━━ RECORD EXCERPTS

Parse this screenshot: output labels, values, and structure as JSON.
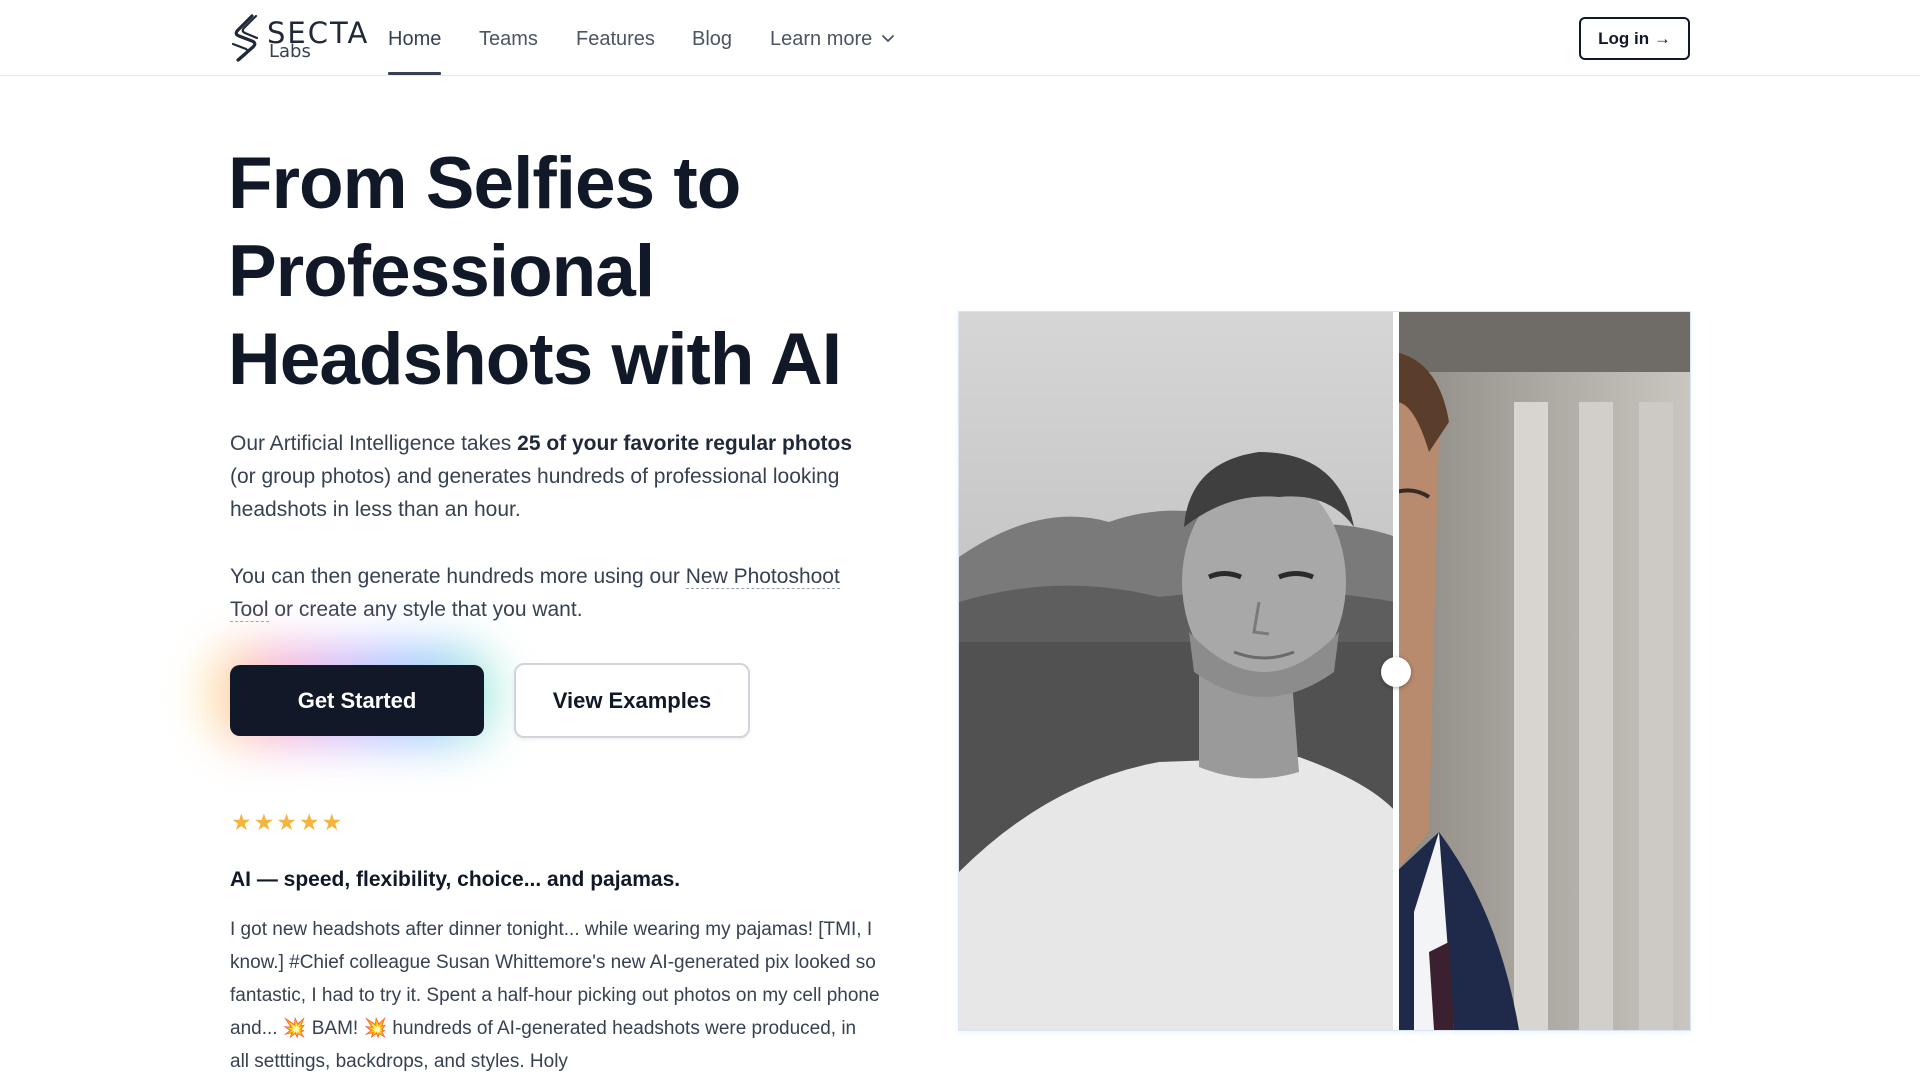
{
  "brand": {
    "name": "SECTA",
    "sub": "Labs"
  },
  "nav": {
    "items": [
      {
        "label": "Home",
        "active": true
      },
      {
        "label": "Teams"
      },
      {
        "label": "Features"
      },
      {
        "label": "Blog"
      },
      {
        "label": "Learn more"
      }
    ],
    "login_label": "Log in →"
  },
  "hero": {
    "headline_lines": [
      "From Selfies to",
      "Professional",
      "Headshots with AI"
    ],
    "p1": {
      "a": "Our Artificial Intelligence takes ",
      "bold": "25 of your favorite regular photos",
      "b": " (or group photos) and generates hundreds of professional looking headshots in less than an hour."
    },
    "p2": {
      "a": "You can then generate hundreds more using our ",
      "link": "New Photoshoot Tool",
      "b": " or create any style that you want."
    },
    "cta_primary": "Get Started",
    "cta_secondary": "View Examples"
  },
  "review": {
    "rating": 5,
    "title": "AI — speed, flexibility, choice... and pajamas.",
    "text": "I got new headshots after dinner tonight... while wearing my pajamas! [TMI, I know.] #Chief colleague Susan Whittemore's new AI-generated pix looked so fantastic, I had to try it. Spent a half-hour picking out photos on my cell phone and... 💥 BAM! 💥 hundreds of AI-generated headshots were produced, in all setttings, backdrops, and styles. Holy"
  },
  "colors": {
    "primary": "#111827",
    "star": "#f4b53f",
    "text": "#374151"
  }
}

━━━━

INSTRUCTIONS TO FOLLOW → From the entries above, pull out each line that includes "text".

FULL SOLUTION →
    "text": "I got new headshots after dinner tonight... while wearing my pajamas! [TMI, I know.] #Chief colleague Susan Whittemore's new AI-generated pix looked so fantastic, I had to try it. Spent a half-hour picking out photos on my cell phone and... 💥 BAM! 💥 hundreds of AI-generated headshots were produced, in all setttings, backdrops, and styles. Holy"
    "text": "#374151"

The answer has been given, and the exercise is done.